_Document segment_.
■ ■ ■ ■

The share of Gefco’s third-party business for Opel/Vauxhall has remained almost exactly the same since the beginning of the contract, however.

Gefco was the first logistics provider to GM Europe and its 3PL operations for the OEM date back to before the 4PL contract – something Redier says was “one of the reasons Opel/Vauxhall trusted Gefco in going for a full outsourcing of the activity”.

Opel_Gefco_production

From 2024, Opel/Vauxhall vehicles will be built on Groupe PSA architectures

In parallel with these developments, Gefco has plans to become a public company. It has reaffirmed that it is looking to make a public offering on the Euronext Paris stock exchange in 2019 and says the move will allow it “to enhance its growth opportunities and increase its leadership position in the automotive and broader logistics sector”.

The logistics provider posted revenue growth of 6.3% for the first nine months of 2018, compared with the same period last year, and says its finished vehicle logistics business was notable in its contribution to the results. Revenue from the finished vehicle business increased by 7.2% to €1.4m, mainly driven by Groupe PSA volumes. Higher production at PSA plants has also helped Gefco to increase revenue in its Overland and Contract Logistics business by 4.5% to €1.6m.

■ ■ ■ ■

_Recorded data_.
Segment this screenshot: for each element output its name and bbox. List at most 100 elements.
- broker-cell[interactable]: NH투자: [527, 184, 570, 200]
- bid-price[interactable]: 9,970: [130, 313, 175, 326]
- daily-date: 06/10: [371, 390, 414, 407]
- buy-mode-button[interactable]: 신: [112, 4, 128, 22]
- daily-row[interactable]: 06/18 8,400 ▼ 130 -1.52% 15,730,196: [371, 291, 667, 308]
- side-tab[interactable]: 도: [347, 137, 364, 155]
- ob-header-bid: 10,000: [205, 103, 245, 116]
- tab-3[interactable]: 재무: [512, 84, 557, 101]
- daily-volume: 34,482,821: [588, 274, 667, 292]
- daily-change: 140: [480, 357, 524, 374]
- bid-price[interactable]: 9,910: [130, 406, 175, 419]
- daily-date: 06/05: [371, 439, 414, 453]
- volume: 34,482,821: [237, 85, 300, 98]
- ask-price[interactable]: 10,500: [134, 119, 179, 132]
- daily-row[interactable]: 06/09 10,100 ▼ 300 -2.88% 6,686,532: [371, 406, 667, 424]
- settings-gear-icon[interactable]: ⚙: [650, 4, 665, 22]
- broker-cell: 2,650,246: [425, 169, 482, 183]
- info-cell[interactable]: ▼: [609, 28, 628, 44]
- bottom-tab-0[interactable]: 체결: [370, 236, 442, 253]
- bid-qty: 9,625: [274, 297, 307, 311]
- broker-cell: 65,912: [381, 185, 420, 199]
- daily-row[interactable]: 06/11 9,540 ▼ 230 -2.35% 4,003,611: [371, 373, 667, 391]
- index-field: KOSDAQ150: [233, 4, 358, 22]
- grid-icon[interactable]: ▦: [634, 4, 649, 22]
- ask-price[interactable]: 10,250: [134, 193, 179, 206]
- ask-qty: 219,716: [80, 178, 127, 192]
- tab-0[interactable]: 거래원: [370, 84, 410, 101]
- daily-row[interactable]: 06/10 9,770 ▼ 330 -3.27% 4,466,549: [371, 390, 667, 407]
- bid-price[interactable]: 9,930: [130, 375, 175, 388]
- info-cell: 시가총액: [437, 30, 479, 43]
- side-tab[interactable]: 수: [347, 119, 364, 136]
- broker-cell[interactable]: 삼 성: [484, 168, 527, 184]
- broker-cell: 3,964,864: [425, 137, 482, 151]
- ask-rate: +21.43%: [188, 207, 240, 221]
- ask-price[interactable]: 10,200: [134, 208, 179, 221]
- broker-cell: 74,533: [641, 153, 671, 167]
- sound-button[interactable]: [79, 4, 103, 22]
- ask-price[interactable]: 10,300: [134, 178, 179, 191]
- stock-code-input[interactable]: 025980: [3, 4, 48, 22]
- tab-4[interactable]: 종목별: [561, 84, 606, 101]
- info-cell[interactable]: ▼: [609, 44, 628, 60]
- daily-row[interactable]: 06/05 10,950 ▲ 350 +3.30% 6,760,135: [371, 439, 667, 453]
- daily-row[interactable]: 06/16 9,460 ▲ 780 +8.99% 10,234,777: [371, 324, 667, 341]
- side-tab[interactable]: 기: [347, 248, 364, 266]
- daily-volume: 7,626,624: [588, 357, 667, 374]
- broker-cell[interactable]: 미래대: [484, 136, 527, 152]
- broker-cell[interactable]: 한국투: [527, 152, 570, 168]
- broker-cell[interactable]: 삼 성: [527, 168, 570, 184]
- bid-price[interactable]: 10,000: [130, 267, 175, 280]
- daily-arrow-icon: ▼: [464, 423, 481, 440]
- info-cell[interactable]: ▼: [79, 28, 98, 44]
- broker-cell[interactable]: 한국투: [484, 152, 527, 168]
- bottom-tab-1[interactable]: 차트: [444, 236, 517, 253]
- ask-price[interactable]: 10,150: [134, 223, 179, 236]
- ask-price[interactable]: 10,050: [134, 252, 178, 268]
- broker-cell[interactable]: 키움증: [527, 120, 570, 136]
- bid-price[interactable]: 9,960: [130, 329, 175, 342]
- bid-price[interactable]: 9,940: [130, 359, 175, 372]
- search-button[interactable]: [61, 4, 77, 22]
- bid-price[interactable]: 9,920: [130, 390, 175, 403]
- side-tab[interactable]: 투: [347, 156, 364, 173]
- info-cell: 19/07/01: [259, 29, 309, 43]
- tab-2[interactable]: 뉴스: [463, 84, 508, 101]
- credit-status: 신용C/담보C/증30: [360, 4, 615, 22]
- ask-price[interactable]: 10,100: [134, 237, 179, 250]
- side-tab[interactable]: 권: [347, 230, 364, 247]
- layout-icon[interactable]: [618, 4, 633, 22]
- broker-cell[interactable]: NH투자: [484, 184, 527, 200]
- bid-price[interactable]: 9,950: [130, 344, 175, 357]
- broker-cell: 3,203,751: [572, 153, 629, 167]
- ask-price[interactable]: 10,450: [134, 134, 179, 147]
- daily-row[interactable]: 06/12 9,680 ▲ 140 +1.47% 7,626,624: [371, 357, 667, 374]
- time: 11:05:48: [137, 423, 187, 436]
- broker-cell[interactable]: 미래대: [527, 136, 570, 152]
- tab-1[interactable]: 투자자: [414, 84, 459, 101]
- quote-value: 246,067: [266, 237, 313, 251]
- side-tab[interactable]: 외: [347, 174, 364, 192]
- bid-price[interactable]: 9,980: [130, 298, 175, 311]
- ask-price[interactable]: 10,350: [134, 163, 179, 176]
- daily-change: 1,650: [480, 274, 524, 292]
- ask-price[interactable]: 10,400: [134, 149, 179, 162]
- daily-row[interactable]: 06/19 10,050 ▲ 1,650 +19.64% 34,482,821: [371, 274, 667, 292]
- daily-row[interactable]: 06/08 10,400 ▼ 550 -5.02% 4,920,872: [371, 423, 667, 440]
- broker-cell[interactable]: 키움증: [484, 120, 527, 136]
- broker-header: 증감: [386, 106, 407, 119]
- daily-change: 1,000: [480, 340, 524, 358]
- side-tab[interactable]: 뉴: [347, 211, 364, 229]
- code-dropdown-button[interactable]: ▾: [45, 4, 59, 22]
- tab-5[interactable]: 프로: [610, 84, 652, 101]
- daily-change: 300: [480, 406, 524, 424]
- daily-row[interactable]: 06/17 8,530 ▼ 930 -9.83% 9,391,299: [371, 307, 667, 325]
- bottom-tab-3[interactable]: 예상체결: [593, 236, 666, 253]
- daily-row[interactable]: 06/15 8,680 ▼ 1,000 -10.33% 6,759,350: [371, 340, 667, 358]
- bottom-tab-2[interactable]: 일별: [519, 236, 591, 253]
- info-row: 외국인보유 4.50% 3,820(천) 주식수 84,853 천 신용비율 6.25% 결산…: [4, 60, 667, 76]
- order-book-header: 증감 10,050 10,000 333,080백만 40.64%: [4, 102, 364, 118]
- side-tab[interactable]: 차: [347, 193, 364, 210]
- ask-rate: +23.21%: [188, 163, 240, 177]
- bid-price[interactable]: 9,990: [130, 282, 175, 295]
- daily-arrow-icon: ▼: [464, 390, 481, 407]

■ ■ ■ ■

_Complete the following_.
1 > In the Gefco logistics text, on which stock exchange does Gefco plan to make a public offering, and in what year?
2 > Write the next part of the Gefco logistics text, picking up after its final sentence.

_Answers for the exercise_.
1 > On the Euronext Paris stock exchange, in 2019.

2 >
As part of the IPO move, Russian Railways, which has a majority stake in Gefco, says it will make a partial reduction of its 75% stake to below 50%. Gefco’s former owner and partial stakeholder, Groupe PSA, will reduce its stake to below 10% of capital should the flotation go ahead. Groupe PSA sold 75% of Gefco to RZD in 2013 for €800m. How Gefco's plan to become a public company might affect its contract with Opel/Vauxhall remains to be seen.


Antoine Redier, Gefco"We have the obligation to be fully objective, otherwise [the 4PL contract with Opel/Vauxhall] could be distorting competition and giving an advantage to Gefco as a 3PL" - Antoine Redier, Gefco


Expanding exports to Africa

Opel/Vauxhall made a profit of €502m in the first six months of 2018 and managed to cut fixed costs by 28% over the same period. That is welcome news given that the business had reported a loss every year since 1999. According to private bank Berenberg, the division was estimated to have burned $11.7 billion of GM cash between 2010 and 2016.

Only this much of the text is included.